TASK BRIEF: Search the records for the word "chevron" and report each line that has it.

SOURCE MATERIAL:
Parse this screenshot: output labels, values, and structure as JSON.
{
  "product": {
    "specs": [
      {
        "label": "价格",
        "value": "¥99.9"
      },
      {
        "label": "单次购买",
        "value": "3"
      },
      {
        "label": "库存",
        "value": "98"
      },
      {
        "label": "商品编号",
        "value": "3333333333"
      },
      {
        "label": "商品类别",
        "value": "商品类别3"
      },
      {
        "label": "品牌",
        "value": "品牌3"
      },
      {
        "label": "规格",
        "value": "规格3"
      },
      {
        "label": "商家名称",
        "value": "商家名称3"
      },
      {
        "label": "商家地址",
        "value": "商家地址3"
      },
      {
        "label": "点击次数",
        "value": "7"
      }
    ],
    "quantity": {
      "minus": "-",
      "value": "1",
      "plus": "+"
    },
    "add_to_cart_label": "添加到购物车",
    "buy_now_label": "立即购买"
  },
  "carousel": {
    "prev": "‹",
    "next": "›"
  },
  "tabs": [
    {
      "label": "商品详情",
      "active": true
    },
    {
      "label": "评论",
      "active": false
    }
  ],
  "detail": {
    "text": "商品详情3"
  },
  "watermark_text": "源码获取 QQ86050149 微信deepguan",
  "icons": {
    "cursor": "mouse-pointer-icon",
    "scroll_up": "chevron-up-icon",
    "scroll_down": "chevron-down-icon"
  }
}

SOLUTION FOR THIS EXERCISE:
    "scroll_up": "chevron-up-icon",
    "scroll_down": "chevron-down-icon"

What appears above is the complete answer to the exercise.